(EXERCISE MATERIAL):

►

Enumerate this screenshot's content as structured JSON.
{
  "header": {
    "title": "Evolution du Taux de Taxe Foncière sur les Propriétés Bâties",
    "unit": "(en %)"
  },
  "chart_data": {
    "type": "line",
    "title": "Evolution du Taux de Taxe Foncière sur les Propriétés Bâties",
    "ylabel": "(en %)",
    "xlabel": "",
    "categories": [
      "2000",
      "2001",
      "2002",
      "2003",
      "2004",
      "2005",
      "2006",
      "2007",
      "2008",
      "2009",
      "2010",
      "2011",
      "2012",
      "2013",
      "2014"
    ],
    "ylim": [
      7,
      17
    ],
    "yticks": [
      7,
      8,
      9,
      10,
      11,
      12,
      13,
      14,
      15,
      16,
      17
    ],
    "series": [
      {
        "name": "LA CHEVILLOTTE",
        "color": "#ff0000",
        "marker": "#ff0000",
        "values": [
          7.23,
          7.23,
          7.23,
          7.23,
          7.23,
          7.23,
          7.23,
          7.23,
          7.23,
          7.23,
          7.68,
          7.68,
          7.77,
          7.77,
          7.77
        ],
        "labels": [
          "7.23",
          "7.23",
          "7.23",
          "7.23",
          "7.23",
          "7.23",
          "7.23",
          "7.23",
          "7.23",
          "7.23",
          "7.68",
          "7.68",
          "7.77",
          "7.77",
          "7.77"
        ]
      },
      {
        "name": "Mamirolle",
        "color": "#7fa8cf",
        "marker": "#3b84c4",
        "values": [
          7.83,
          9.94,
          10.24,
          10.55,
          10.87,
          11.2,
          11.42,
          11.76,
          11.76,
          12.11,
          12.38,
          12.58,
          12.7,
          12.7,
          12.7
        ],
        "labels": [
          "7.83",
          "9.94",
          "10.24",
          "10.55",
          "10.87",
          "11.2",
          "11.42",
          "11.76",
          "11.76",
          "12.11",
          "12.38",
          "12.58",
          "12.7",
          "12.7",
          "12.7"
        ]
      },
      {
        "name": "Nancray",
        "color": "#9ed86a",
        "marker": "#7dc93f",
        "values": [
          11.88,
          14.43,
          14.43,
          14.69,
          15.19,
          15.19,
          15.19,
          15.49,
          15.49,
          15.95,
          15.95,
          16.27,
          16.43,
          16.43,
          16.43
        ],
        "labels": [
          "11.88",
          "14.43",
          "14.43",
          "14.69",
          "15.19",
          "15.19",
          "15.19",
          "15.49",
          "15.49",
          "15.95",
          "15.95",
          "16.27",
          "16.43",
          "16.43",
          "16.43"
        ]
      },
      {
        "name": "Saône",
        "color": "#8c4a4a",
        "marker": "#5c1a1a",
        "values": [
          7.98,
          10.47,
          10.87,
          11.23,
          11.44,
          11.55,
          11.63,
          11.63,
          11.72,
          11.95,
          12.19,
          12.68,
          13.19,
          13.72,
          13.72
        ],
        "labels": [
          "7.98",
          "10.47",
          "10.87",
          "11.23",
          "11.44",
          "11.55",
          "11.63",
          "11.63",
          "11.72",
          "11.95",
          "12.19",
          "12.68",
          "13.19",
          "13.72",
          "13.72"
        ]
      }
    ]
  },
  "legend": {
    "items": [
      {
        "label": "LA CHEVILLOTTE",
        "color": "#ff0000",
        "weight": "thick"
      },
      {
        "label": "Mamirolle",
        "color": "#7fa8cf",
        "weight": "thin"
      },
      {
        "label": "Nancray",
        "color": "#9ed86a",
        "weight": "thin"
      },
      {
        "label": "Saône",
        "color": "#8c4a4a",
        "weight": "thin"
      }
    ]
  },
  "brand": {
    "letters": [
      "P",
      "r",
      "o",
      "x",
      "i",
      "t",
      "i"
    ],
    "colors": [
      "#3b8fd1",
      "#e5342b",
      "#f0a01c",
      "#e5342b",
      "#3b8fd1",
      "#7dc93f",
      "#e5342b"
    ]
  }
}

◄
►

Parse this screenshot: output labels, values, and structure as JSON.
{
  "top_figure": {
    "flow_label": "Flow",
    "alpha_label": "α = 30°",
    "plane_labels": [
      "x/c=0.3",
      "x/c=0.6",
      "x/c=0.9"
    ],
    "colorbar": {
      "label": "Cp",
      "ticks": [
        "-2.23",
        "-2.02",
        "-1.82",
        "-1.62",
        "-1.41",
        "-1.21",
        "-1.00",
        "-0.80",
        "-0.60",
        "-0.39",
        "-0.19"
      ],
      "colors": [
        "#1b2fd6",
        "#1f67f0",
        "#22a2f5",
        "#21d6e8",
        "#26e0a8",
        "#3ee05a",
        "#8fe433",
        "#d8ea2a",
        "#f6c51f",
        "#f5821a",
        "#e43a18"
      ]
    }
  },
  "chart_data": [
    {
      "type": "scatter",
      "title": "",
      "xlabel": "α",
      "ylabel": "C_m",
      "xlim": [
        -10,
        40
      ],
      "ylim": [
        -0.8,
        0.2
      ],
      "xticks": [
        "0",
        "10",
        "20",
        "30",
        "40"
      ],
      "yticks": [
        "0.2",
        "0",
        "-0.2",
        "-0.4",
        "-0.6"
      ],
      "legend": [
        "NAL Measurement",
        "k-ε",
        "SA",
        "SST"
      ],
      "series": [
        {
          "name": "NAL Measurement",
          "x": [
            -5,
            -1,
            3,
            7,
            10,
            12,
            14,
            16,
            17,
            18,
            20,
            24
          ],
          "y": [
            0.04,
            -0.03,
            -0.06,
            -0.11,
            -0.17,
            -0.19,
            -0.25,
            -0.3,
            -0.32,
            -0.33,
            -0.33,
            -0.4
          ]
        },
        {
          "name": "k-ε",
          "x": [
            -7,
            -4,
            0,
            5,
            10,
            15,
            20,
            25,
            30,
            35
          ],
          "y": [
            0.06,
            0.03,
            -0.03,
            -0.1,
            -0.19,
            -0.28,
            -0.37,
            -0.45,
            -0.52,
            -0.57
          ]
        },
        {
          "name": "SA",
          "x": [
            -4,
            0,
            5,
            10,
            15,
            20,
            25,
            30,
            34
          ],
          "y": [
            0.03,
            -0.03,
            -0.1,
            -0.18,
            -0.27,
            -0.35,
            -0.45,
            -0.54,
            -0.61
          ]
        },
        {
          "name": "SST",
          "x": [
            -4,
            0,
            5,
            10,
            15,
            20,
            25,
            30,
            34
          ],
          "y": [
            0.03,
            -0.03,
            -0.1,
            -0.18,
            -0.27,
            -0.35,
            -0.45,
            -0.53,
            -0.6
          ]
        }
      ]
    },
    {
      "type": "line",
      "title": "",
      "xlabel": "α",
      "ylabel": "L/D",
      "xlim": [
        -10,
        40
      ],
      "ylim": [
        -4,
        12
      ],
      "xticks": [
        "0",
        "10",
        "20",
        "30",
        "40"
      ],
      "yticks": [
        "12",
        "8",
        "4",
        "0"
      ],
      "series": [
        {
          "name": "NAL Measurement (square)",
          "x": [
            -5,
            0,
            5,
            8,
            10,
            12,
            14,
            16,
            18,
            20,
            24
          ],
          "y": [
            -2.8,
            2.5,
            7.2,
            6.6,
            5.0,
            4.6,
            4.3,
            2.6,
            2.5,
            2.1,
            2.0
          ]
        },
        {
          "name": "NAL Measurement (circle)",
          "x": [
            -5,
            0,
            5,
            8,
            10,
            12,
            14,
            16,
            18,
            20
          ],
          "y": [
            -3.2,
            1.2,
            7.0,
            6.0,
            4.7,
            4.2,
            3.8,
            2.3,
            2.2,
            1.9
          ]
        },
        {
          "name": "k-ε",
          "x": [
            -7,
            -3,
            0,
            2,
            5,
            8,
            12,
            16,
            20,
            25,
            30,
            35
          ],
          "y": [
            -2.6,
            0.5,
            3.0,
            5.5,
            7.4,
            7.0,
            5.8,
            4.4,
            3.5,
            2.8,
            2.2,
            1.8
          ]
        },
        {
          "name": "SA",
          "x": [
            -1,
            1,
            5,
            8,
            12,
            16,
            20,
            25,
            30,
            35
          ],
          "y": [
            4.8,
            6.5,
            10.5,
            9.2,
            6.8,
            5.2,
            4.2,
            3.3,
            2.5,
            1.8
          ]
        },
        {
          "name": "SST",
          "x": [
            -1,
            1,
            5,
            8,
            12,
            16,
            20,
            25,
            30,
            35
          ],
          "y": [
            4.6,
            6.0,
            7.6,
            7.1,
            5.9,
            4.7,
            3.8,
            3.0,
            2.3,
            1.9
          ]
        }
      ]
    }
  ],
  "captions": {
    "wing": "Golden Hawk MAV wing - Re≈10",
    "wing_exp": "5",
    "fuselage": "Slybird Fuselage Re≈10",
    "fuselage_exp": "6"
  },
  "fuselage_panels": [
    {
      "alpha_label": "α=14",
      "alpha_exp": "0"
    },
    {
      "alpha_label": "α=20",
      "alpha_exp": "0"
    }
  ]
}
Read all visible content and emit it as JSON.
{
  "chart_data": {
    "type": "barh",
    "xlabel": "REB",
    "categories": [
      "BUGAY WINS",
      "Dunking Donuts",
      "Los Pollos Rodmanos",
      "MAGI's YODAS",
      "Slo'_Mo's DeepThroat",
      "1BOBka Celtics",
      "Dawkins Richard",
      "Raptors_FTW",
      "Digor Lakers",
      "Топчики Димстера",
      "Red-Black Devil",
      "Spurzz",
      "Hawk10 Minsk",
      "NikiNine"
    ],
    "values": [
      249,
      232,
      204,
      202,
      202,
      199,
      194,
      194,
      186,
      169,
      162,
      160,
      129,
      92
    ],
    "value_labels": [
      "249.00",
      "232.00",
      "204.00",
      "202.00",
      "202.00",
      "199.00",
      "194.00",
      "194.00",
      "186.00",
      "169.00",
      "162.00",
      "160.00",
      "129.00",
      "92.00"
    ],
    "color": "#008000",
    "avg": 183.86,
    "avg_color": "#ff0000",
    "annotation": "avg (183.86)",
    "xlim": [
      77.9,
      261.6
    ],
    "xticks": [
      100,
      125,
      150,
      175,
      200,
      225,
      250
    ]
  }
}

◄
►

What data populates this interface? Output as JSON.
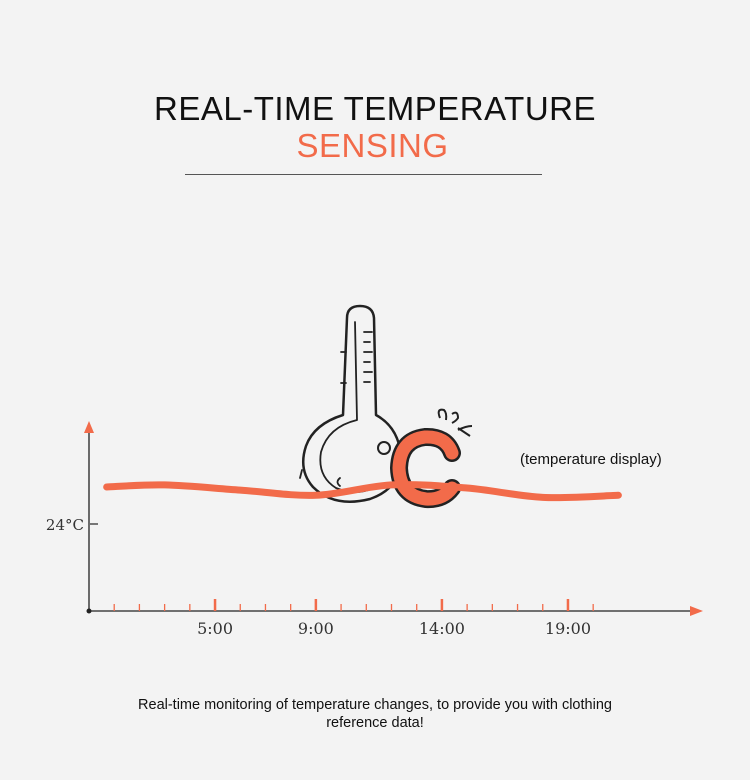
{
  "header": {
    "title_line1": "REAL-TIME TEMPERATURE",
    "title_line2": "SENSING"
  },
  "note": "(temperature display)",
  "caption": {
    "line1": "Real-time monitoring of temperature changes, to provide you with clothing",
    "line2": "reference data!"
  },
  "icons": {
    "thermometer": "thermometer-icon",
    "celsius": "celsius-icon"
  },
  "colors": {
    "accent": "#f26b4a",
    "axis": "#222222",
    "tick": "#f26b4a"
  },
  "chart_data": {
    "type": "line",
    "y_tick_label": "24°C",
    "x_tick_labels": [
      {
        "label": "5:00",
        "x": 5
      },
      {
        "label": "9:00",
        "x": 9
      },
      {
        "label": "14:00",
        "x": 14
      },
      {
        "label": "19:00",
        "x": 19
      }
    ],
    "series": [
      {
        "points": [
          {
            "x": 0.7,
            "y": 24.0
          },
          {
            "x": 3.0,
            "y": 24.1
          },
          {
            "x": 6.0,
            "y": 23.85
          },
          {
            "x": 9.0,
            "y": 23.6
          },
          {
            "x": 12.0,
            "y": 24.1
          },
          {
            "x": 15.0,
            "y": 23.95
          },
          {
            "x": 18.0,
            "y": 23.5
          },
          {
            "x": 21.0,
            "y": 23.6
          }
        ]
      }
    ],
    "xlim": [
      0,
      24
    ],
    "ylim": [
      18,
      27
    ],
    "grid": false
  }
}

◄

(EXERCISE DESCRIPTION): Count all lines of the data that include "CHEVILLOTTE". The answer is the number alone.

(WRITTEN SOLUTION): 2